▸ **Short exercise**:
Pull out every line of the listing below where "subtitle" appears.
>> start
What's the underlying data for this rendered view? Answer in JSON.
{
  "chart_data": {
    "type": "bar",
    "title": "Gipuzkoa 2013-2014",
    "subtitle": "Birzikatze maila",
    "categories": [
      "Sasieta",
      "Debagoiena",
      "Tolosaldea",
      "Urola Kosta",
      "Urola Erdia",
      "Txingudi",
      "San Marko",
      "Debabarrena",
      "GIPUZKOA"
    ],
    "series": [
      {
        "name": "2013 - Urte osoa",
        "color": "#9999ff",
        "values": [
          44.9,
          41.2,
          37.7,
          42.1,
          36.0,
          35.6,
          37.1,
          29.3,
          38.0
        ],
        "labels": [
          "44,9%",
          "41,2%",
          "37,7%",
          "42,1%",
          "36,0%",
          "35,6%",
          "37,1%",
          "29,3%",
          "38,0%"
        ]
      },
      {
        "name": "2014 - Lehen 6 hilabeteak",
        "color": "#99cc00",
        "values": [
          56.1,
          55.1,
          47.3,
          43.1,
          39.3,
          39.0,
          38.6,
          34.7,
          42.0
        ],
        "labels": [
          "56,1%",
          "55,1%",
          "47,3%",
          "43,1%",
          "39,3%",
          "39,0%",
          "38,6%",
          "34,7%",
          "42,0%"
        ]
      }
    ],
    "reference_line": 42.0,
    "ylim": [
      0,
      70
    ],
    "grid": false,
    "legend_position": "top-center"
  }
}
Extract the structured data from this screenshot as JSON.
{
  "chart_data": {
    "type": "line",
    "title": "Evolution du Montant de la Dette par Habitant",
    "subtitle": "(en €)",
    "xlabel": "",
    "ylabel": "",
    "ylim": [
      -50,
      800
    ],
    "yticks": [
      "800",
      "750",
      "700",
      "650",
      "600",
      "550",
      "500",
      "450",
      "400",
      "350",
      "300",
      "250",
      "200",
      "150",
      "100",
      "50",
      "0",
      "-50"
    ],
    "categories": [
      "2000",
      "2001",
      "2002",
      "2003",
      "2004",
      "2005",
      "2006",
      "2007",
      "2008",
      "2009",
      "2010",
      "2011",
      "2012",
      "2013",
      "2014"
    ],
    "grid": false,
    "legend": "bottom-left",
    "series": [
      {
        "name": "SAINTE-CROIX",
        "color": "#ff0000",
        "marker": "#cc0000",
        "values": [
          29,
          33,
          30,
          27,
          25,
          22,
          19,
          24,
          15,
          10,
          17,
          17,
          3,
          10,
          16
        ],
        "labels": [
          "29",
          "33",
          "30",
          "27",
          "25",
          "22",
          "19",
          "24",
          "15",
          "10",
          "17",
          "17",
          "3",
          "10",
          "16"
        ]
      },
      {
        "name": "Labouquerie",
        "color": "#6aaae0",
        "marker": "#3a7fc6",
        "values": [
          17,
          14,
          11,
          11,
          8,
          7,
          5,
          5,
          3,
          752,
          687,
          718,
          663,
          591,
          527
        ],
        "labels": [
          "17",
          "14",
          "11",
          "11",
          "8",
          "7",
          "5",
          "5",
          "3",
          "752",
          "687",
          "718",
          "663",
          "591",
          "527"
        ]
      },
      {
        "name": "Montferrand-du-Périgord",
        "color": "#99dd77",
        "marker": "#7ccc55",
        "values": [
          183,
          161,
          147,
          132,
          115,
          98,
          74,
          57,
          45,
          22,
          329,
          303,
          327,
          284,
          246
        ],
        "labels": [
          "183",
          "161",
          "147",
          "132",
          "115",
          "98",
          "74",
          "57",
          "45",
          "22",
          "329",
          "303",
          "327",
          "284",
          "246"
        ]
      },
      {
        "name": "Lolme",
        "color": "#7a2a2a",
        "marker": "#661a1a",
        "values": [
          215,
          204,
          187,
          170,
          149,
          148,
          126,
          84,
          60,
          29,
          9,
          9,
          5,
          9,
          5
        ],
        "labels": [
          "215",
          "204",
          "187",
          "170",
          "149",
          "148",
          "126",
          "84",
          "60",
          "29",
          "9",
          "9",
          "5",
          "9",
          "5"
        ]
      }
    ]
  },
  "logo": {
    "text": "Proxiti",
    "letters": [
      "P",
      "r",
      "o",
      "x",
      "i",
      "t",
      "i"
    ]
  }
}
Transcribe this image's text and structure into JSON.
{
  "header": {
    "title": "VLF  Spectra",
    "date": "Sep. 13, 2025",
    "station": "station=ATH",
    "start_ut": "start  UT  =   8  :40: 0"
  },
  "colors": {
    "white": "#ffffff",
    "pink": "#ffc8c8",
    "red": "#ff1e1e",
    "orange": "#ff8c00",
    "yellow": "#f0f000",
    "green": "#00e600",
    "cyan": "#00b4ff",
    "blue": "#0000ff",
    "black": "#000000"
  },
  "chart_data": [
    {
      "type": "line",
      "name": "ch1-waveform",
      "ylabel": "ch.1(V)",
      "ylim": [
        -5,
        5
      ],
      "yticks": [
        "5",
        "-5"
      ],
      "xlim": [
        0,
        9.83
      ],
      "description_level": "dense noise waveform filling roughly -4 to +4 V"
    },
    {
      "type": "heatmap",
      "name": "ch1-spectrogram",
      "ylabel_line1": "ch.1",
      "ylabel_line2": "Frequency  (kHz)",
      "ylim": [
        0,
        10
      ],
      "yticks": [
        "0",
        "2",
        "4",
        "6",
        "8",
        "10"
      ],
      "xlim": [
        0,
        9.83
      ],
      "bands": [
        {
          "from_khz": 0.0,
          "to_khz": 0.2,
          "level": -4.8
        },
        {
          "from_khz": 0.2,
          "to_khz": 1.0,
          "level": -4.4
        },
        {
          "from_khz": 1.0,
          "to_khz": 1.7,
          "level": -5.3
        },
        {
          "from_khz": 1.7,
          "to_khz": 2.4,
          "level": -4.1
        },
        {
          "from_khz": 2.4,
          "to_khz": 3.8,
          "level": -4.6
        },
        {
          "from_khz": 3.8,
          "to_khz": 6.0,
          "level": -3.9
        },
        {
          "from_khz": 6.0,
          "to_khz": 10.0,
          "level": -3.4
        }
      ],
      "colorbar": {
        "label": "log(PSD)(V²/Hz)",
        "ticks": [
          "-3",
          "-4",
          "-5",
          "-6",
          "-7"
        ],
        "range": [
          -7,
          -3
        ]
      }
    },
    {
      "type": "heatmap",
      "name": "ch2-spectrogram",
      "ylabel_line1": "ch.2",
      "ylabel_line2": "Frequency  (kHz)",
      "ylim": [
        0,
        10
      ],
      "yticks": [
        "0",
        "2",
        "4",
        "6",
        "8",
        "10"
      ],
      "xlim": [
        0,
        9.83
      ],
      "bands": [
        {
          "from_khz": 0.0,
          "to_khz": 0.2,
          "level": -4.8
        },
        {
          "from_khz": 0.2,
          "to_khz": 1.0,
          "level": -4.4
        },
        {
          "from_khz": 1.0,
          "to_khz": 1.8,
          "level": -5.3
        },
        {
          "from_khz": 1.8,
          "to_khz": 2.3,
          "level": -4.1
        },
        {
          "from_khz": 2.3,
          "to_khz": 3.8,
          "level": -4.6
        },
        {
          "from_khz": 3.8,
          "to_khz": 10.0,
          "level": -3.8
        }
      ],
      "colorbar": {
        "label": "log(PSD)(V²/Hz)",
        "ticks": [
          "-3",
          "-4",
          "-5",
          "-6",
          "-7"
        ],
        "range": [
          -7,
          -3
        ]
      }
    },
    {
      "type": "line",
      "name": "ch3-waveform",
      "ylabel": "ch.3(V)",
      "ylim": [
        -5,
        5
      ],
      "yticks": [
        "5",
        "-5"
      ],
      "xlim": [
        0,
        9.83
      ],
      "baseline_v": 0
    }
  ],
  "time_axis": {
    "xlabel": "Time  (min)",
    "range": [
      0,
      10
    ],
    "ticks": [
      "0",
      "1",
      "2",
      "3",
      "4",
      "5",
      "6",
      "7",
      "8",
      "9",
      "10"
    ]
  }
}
>> end
▸ **Result of this task**:
    "subtitle": "Birzikatze maila",
    "subtitle": "(en €)",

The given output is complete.